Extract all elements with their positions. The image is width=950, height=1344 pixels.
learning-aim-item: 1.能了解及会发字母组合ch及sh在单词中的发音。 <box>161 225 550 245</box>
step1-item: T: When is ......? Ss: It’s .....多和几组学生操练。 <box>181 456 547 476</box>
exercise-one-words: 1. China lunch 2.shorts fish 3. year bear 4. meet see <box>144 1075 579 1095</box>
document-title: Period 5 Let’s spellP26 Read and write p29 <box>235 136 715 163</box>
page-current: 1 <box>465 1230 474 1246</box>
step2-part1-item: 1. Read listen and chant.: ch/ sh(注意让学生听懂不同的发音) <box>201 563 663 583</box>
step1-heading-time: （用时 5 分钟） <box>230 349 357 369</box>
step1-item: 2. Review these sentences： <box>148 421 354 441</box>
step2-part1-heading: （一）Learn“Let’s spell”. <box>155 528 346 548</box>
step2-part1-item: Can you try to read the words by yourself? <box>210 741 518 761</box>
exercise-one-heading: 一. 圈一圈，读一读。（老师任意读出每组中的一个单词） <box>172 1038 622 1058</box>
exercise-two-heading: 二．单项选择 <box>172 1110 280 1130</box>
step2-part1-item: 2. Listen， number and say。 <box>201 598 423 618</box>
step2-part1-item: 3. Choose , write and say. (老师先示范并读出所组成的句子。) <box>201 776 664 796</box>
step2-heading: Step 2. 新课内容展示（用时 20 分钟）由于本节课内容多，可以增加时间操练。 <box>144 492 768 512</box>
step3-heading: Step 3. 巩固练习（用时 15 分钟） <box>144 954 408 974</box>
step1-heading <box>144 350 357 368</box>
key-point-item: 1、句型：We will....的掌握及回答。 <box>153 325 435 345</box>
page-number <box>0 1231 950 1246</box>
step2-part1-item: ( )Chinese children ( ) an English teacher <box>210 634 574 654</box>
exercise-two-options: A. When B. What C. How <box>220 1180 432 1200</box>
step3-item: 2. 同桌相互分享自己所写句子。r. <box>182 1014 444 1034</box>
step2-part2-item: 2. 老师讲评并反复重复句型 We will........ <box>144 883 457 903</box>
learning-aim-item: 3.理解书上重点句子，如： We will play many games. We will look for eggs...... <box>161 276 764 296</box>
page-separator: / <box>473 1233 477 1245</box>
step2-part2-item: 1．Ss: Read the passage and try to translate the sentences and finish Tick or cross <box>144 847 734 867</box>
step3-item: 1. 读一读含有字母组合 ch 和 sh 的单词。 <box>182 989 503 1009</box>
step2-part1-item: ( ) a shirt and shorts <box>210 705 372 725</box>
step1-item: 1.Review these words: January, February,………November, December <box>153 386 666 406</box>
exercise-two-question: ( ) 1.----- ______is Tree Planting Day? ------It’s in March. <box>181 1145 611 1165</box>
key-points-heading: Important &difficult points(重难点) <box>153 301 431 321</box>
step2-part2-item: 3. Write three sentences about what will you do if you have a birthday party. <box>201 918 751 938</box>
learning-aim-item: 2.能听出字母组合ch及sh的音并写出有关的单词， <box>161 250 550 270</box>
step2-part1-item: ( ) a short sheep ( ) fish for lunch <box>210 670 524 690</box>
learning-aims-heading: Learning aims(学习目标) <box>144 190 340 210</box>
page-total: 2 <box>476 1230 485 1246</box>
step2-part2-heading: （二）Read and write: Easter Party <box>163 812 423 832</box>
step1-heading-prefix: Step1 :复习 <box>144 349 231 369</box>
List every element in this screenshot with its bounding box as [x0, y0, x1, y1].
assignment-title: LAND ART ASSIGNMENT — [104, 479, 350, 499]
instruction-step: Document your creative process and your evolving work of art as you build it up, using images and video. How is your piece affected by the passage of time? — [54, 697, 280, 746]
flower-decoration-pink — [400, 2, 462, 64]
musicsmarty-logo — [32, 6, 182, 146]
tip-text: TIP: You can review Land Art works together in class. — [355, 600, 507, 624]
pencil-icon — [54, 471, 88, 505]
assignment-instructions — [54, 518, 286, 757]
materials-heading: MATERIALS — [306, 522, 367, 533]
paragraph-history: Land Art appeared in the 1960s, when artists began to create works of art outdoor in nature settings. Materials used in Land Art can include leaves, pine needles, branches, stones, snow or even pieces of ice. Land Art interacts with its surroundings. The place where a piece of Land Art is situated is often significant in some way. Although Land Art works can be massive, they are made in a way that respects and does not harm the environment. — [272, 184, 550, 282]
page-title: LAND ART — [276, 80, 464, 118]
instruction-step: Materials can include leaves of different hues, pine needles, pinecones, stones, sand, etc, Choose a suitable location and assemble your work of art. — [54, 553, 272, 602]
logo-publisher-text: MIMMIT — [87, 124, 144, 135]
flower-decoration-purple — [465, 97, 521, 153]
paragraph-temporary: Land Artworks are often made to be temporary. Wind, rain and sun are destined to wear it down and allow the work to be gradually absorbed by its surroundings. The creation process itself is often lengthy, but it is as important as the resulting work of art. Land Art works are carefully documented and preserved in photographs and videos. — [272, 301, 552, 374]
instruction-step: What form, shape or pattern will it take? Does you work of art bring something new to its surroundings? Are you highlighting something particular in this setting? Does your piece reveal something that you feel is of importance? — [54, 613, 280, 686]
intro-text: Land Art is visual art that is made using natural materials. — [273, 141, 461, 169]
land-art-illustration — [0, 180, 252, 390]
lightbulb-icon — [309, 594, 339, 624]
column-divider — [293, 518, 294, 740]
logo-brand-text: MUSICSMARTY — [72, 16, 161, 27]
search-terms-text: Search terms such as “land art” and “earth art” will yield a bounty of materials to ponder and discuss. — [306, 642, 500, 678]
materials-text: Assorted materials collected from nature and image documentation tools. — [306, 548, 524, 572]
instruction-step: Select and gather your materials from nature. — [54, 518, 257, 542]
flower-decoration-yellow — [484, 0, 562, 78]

TASK GOAL:
Copy every line above word for word, with no changes.

FULL SOLUTION:
Extract all elements with their positions. The image is width=950, height=1344 pixels.
learning-aim-item: 1.能了解及会发字母组合ch及sh在单词中的发音。 <box>161 225 550 245</box>
step1-item: T: When is ......? Ss: It’s .....多和几组学生操练。 <box>181 456 547 476</box>
exercise-one-words: 1. China lunch 2.shorts fish 3. year bear 4. meet see <box>144 1075 579 1095</box>
document-title: Period 5 Let’s spellP26 Read and write p29 <box>235 136 715 163</box>
page-current: 1 <box>465 1230 474 1246</box>
step2-part1-item: 1. Read listen and chant.: ch/ sh(注意让学生听懂不同的发音) <box>201 563 663 583</box>
step1-heading-time: （用时 5 分钟） <box>230 349 357 369</box>
step1-item: 2. Review these sentences： <box>148 421 354 441</box>
step2-part1-heading: （一）Learn“Let’s spell”. <box>155 528 346 548</box>
step2-part1-item: Can you try to read the words by yourself? <box>210 741 518 761</box>
exercise-one-heading: 一. 圈一圈，读一读。（老师任意读出每组中的一个单词） <box>172 1038 622 1058</box>
exercise-two-heading: 二．单项选择 <box>172 1110 280 1130</box>
step2-part1-item: 2. Listen， number and say。 <box>201 598 423 618</box>
step2-part1-item: 3. Choose , write and say. (老师先示范并读出所组成的句子。) <box>201 776 664 796</box>
step2-heading: Step 2. 新课内容展示（用时 20 分钟）由于本节课内容多，可以增加时间操练。 <box>144 492 768 512</box>
step3-heading: Step 3. 巩固练习（用时 15 分钟） <box>144 954 408 974</box>
step1-heading <box>144 350 357 368</box>
key-point-item: 1、句型：We will....的掌握及回答。 <box>153 325 435 345</box>
page-number <box>0 1231 950 1246</box>
step2-part1-item: ( )Chinese children ( ) an English teacher <box>210 634 574 654</box>
exercise-two-options: A. When B. What C. How <box>220 1180 432 1200</box>
step3-item: 2. 同桌相互分享自己所写句子。r. <box>182 1014 444 1034</box>
step2-part2-item: 2. 老师讲评并反复重复句型 We will........ <box>144 883 457 903</box>
learning-aim-item: 3.理解书上重点句子，如： We will play many games. We will look for eggs...... <box>161 276 764 296</box>
page-separator: / <box>473 1233 477 1245</box>
step2-part2-item: 1．Ss: Read the passage and try to translate the sentences and finish Tick or cross <box>144 847 734 867</box>
step3-item: 1. 读一读含有字母组合 ch 和 sh 的单词。 <box>182 989 503 1009</box>
step2-part1-item: ( ) a shirt and shorts <box>210 705 372 725</box>
step1-item: 1.Review these words: January, February,………November, December <box>153 386 666 406</box>
exercise-two-question: ( ) 1.----- ______is Tree Planting Day? ------It’s in March. <box>181 1145 611 1165</box>
key-points-heading: Important &difficult points(重难点) <box>153 301 431 321</box>
step2-part2-item: 3. Write three sentences about what will you do if you have a birthday party. <box>201 918 751 938</box>
learning-aim-item: 2.能听出字母组合ch及sh的音并写出有关的单词， <box>161 250 550 270</box>
step2-part1-item: ( ) a short sheep ( ) fish for lunch <box>210 670 524 690</box>
learning-aims-heading: Learning aims(学习目标) <box>144 190 340 210</box>
page-total: 2 <box>476 1230 485 1246</box>
step2-part2-heading: （二）Read and write: Easter Party <box>163 812 423 832</box>
step1-heading-prefix: Step1 :复习 <box>144 349 231 369</box>
List every element in this screenshot with its bounding box as [x0, y0, x1, y1].
assignment-title: LAND ART ASSIGNMENT — [104, 479, 350, 499]
instruction-step: Document your creative process and your evolving work of art as you build it up, using images and video. How is your piece affected by the passage of time? — [54, 697, 280, 746]
flower-decoration-pink — [400, 2, 462, 64]
musicsmarty-logo — [32, 6, 182, 146]
tip-text: TIP: You can review Land Art works together in class. — [355, 600, 507, 624]
pencil-icon — [54, 471, 88, 505]
assignment-instructions — [54, 518, 286, 757]
materials-heading: MATERIALS — [306, 522, 367, 533]
paragraph-history: Land Art appeared in the 1960s, when artists began to create works of art outdoor in nature settings. Materials used in Land Art can include leaves, pine needles, branches, stones, snow or even pieces of ice. Land Art interacts with its surroundings. The place where a piece of Land Art is situated is often significant in some way. Although Land Art works can be massive, they are made in a way that respects and does not harm the environment. — [272, 184, 550, 282]
page-title: LAND ART — [276, 80, 464, 118]
instruction-step: Materials can include leaves of different hues, pine needles, pinecones, stones, sand, etc, Choose a suitable location and assemble your work of art. — [54, 553, 272, 602]
logo-publisher-text: MIMMIT — [87, 124, 144, 135]
flower-decoration-purple — [465, 97, 521, 153]
paragraph-temporary: Land Artworks are often made to be temporary. Wind, rain and sun are destined to wear it down and allow the work to be gradually absorbed by its surroundings. The creation process itself is often lengthy, but it is as important as the resulting work of art. Land Art works are carefully documented and preserved in photographs and videos. — [272, 301, 552, 374]
instruction-step: What form, shape or pattern will it take? Does you work of art bring something new to its surroundings? Are you highlighting something particular in this setting? Does your piece reveal something that you feel is of importance? — [54, 613, 280, 686]
intro-text: Land Art is visual art that is made using natural materials. — [273, 141, 461, 169]
land-art-illustration — [0, 180, 252, 390]
lightbulb-icon — [309, 594, 339, 624]
column-divider — [293, 518, 294, 740]
logo-brand-text: MUSICSMARTY — [72, 16, 161, 27]
search-terms-text: Search terms such as “land art” and “earth art” will yield a bounty of materials to ponder and discuss. — [306, 642, 500, 678]
materials-text: Assorted materials collected from nature and image documentation tools. — [306, 548, 524, 572]
instruction-step: Select and gather your materials from nature. — [54, 518, 257, 542]
flower-decoration-yellow — [484, 0, 562, 78]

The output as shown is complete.